*STATED GOAL*: Identify all lines of the data containing the string "dentro" and copy them.

----

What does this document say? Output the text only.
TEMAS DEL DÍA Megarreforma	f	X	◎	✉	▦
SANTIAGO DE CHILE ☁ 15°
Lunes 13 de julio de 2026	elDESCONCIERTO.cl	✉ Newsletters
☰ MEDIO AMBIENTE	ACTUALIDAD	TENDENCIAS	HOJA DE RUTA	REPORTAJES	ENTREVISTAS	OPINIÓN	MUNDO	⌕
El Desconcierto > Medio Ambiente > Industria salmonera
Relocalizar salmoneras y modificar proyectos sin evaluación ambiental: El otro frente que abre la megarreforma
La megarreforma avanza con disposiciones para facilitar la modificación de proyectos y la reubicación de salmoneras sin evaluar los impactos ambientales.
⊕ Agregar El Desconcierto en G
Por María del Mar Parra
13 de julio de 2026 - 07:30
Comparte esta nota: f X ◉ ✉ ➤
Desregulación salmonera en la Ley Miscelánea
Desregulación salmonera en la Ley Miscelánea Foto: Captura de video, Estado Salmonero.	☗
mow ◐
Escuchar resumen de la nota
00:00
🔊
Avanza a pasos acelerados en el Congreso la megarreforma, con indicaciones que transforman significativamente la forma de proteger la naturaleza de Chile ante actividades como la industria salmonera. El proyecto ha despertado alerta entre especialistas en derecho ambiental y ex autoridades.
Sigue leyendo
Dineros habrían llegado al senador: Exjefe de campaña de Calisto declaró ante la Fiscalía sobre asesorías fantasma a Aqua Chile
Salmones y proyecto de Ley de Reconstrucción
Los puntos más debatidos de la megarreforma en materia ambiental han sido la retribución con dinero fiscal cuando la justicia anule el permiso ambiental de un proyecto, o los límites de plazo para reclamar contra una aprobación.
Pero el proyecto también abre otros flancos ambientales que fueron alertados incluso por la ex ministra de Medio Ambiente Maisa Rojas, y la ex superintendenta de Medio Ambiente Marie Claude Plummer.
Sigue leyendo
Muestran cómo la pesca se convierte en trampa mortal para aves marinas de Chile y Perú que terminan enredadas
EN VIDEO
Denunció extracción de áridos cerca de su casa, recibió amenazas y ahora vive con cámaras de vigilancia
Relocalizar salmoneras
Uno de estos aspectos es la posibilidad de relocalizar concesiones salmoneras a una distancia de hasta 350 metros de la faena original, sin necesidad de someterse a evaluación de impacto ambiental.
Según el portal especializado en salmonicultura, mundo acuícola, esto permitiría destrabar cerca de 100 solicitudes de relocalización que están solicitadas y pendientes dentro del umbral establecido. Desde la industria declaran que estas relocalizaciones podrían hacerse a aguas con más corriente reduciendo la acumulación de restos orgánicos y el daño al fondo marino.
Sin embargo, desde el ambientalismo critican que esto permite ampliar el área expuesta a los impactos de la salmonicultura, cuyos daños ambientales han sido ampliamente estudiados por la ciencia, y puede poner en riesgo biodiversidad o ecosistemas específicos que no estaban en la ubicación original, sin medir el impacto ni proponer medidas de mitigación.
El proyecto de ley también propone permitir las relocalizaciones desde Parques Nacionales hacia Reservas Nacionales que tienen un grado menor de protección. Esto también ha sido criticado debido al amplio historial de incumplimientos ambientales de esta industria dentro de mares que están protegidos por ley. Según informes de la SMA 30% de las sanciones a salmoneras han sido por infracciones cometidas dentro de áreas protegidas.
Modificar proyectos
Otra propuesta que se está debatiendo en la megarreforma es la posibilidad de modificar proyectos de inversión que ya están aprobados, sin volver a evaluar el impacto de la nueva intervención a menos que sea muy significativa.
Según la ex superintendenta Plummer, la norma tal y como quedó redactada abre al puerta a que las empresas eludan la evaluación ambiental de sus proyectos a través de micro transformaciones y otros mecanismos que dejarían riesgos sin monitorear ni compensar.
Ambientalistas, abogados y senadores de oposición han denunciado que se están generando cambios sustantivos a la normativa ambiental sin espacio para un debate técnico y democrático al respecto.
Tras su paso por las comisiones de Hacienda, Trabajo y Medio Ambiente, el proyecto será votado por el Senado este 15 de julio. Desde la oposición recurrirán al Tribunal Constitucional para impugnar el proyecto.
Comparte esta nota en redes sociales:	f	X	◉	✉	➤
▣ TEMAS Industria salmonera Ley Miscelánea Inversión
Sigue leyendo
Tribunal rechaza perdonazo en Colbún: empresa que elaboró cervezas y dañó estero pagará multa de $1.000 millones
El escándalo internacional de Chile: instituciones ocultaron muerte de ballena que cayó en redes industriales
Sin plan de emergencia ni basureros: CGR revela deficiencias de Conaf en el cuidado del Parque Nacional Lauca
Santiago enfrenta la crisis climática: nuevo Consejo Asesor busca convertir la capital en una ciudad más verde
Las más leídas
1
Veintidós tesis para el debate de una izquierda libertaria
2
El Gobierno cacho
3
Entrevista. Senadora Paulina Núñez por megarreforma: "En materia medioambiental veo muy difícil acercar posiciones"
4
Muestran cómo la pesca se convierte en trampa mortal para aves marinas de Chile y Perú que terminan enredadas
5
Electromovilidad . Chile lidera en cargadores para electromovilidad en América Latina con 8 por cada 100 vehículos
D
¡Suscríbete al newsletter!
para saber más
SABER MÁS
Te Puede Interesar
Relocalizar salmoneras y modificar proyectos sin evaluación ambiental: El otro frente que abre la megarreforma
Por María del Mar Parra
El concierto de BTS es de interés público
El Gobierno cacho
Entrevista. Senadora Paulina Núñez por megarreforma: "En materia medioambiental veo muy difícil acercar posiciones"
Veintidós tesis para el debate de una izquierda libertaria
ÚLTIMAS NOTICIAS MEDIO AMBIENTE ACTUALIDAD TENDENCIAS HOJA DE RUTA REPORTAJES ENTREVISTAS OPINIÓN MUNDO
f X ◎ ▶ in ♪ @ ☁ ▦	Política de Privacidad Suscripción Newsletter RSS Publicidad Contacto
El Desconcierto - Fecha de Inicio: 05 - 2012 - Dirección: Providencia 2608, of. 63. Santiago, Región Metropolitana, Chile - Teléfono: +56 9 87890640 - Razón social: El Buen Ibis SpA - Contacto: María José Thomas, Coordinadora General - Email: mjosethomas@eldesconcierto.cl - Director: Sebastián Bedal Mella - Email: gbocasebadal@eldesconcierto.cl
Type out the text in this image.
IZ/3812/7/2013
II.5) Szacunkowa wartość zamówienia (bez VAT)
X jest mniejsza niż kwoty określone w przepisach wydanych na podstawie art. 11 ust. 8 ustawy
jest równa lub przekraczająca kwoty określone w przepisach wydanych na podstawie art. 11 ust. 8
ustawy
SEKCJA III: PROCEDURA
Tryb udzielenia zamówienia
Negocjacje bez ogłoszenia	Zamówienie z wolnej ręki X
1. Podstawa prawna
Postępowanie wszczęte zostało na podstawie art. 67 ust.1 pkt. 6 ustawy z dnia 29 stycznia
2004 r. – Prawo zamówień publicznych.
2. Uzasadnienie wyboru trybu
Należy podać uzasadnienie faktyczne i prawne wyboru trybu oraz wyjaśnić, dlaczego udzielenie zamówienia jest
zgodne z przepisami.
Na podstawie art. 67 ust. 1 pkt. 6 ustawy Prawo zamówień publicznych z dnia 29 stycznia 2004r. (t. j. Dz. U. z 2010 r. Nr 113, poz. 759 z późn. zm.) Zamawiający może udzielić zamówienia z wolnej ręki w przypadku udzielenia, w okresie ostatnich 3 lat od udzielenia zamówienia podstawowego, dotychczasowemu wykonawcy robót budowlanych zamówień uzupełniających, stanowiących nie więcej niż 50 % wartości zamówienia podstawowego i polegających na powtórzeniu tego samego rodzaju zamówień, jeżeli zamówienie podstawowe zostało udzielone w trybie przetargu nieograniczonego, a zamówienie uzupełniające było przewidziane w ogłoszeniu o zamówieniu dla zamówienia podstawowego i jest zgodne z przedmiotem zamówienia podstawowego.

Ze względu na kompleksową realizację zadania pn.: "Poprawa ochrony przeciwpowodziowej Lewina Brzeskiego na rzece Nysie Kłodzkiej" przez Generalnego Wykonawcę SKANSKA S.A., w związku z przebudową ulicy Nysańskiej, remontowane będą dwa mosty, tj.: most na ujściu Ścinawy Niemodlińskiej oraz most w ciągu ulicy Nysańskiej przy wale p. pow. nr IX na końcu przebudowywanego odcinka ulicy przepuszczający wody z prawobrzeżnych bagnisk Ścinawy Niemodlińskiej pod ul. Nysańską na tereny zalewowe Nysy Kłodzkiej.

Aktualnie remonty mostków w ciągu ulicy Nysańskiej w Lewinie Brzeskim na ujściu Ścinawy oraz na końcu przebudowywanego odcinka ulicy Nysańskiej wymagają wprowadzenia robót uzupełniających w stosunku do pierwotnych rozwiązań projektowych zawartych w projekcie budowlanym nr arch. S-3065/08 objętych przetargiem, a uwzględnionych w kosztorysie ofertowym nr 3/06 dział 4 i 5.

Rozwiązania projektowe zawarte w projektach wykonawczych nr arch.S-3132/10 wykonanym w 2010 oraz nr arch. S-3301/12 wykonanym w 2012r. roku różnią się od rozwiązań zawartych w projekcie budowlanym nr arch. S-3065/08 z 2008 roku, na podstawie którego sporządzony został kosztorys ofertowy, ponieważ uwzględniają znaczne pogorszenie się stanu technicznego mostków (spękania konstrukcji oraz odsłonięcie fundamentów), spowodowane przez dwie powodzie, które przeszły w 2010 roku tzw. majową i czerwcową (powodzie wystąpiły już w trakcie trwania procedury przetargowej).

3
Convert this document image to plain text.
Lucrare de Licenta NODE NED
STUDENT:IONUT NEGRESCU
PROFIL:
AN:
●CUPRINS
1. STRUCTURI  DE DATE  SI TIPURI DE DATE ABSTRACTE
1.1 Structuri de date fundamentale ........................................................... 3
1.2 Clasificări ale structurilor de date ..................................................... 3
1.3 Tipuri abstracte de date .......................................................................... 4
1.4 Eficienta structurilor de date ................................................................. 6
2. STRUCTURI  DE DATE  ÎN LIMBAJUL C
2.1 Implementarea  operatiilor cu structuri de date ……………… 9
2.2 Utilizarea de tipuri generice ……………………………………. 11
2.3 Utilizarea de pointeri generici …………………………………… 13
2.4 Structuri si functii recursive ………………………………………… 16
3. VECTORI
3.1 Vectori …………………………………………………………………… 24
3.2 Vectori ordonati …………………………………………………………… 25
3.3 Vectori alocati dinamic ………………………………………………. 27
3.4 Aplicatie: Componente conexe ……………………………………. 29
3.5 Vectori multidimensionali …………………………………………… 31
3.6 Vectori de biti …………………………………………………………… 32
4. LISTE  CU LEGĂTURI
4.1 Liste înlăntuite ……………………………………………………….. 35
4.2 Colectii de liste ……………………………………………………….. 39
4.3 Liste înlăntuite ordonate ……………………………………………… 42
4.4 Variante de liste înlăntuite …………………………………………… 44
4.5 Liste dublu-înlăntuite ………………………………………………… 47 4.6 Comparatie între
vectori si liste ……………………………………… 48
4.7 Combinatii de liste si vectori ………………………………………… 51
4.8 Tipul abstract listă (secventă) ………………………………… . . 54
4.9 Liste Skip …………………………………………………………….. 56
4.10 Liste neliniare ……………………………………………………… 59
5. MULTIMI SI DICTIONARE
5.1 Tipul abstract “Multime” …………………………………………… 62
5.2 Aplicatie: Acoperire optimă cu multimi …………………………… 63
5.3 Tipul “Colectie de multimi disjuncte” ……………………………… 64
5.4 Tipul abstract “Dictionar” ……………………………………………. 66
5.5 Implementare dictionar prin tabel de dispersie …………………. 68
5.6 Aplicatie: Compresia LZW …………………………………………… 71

----

*EXERCISE OUTPUT*:
Según el portal especializado en salmonicultura, mundo acuícola, esto permitiría destrabar cerca de 100 solicitudes de relocalización que están solicitadas y pendientes dentro del umbral establecido. Desde la industria declaran que estas relocalizaciones podrían hacerse a aguas con más corriente reduciendo la acumulación de restos orgánicos y el daño al fondo marino.
El proyecto de ley también propone permitir las relocalizaciones desde Parques Nacionales hacia Reservas Nacionales que tienen un grado menor de protección. Esto también ha sido criticado debido al amplio historial de incumplimientos ambientales de esta industria dentro de mares que están protegidos por ley. Según informes de la SMA 30% de las sanciones a salmoneras han sido por infracciones cometidas dentro de áreas protegidas.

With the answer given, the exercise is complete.